## BEGIN Data

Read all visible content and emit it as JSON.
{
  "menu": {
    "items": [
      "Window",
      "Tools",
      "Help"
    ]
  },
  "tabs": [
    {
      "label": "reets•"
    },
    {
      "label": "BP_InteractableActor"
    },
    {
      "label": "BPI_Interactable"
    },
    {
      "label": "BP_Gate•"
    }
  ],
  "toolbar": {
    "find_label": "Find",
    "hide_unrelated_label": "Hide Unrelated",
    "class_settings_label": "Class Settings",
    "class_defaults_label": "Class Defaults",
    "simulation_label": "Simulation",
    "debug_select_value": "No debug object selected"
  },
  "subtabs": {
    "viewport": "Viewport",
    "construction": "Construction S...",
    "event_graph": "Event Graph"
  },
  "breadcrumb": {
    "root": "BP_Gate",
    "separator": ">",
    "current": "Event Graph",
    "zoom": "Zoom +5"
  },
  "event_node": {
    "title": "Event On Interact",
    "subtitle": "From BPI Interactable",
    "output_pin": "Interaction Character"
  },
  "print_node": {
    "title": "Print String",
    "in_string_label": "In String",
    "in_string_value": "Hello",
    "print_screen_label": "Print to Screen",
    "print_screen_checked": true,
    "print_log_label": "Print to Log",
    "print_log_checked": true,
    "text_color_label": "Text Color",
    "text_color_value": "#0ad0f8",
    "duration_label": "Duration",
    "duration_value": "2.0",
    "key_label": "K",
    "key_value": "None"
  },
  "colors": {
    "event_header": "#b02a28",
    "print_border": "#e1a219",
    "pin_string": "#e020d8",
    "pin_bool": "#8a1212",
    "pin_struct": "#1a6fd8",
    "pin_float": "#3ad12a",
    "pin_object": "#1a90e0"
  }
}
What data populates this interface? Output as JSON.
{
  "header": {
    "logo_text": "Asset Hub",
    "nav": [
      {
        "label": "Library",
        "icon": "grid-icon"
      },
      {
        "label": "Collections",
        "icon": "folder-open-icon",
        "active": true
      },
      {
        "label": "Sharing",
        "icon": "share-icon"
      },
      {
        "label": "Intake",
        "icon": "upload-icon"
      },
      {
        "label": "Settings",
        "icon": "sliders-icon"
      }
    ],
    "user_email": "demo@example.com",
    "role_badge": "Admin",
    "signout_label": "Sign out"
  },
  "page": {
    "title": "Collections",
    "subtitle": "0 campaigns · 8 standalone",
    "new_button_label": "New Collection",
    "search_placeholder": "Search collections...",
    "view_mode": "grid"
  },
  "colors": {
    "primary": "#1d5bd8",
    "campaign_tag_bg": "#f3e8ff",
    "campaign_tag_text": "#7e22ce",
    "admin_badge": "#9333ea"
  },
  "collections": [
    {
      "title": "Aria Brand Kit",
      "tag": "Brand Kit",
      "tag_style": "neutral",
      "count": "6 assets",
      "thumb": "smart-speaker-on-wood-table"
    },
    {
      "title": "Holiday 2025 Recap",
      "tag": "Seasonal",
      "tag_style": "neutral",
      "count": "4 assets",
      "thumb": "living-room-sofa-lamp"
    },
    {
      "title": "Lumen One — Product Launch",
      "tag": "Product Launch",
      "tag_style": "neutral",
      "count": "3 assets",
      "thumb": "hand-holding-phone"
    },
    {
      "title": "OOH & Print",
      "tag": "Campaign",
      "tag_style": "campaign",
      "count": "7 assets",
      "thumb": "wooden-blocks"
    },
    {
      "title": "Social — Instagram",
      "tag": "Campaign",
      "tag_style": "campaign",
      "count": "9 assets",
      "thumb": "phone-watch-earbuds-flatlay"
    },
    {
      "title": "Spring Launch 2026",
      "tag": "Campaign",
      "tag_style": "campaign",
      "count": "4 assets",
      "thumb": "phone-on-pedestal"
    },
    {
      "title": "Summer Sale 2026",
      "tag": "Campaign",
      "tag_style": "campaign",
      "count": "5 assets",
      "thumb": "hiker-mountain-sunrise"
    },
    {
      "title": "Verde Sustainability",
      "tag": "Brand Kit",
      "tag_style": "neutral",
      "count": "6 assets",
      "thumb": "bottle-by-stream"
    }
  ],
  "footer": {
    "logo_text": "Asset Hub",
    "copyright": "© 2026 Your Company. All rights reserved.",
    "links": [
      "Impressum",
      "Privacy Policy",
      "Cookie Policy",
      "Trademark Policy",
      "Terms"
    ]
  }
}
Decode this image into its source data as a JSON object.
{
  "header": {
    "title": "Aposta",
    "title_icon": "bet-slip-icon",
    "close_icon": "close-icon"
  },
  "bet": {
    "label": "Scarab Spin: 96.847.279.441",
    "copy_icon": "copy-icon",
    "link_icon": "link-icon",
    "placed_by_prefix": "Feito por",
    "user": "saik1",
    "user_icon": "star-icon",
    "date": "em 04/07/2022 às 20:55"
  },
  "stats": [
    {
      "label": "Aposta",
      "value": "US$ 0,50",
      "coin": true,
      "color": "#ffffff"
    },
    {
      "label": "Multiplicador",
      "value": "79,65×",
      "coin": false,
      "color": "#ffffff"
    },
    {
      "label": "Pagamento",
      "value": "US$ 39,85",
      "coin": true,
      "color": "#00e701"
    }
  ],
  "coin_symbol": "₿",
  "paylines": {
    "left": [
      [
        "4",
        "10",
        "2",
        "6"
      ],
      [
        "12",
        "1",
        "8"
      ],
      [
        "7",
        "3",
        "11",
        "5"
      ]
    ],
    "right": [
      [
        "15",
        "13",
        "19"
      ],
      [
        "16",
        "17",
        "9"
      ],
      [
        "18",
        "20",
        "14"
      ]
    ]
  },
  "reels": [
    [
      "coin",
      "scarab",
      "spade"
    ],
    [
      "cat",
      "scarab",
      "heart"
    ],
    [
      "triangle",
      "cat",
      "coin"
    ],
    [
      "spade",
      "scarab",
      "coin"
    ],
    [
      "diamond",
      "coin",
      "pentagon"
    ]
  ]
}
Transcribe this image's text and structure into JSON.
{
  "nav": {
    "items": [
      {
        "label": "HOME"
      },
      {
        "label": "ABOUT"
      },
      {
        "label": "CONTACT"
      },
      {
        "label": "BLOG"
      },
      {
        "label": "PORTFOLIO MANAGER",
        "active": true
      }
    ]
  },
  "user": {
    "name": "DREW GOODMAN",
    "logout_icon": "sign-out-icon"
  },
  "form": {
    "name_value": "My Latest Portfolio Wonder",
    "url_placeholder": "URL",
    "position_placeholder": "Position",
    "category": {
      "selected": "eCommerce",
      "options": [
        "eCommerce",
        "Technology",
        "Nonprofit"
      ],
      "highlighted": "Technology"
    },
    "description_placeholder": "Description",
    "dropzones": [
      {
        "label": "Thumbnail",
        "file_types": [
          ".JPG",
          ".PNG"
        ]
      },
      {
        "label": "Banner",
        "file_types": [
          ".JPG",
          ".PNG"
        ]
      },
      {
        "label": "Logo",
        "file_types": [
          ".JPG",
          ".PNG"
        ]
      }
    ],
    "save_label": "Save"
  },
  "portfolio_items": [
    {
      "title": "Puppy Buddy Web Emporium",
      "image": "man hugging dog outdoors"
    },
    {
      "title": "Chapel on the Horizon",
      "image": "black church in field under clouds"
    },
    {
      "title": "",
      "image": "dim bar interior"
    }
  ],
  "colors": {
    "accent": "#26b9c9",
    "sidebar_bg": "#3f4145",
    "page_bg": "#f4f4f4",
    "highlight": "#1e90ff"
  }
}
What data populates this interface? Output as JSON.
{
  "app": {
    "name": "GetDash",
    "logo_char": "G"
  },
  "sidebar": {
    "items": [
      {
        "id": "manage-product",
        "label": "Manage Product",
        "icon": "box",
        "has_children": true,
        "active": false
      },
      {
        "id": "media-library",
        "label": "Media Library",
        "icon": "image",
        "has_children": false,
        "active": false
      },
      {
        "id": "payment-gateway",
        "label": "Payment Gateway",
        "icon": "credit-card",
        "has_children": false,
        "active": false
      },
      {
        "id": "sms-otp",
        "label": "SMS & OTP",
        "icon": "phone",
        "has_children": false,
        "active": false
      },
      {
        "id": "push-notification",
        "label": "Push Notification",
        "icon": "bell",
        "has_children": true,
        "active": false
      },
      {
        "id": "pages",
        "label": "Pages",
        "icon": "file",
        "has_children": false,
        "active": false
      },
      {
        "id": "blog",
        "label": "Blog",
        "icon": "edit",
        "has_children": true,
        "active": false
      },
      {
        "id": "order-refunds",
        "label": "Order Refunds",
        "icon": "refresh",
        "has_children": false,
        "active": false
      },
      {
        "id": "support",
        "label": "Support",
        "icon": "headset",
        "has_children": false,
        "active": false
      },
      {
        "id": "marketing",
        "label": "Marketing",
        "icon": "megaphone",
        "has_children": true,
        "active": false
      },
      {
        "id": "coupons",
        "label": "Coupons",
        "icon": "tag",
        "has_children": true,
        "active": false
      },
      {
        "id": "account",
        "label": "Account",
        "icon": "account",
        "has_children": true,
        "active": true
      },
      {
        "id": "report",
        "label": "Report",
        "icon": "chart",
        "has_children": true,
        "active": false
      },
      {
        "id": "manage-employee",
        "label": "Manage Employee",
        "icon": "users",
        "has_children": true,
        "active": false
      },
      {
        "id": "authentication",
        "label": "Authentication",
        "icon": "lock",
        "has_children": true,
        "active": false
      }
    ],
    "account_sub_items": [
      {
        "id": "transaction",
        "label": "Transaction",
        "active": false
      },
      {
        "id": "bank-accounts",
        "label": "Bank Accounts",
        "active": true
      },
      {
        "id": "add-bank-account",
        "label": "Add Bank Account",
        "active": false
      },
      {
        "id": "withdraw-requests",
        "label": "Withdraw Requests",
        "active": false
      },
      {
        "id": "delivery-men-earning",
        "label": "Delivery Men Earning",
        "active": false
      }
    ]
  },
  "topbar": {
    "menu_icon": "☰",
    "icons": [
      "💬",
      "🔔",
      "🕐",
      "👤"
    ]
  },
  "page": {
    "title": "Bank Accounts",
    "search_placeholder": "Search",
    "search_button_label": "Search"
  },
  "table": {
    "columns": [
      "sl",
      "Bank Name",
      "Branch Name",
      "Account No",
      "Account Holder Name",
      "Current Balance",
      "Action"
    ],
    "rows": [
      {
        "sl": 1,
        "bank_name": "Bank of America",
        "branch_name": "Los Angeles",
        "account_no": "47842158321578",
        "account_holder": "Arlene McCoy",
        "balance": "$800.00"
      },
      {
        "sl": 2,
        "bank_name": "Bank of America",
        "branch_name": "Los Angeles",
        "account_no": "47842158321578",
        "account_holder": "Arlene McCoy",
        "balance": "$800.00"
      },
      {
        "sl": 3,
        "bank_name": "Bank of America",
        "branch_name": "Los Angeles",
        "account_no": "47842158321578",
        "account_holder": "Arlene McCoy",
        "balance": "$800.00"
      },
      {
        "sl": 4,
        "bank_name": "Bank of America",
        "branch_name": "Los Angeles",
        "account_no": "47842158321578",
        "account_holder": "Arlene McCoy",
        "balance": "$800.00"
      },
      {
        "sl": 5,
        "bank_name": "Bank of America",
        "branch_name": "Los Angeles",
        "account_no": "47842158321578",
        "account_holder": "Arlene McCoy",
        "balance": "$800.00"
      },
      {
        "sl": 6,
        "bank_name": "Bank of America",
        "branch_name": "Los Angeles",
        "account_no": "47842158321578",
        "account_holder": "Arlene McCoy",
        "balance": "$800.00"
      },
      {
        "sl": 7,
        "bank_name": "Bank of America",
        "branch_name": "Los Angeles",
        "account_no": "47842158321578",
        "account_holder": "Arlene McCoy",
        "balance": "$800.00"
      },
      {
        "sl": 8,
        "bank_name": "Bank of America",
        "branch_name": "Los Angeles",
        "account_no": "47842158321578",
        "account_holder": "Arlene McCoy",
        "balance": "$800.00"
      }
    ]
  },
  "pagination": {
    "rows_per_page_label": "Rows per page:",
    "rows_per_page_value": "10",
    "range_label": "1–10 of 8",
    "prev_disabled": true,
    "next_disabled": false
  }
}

## END Data

In the records above, find each line with the word "into" and copy it.

• [Result of the task]
Decode this image into its source data as a JSON object.
Transcribe this image's text and structure into JSON.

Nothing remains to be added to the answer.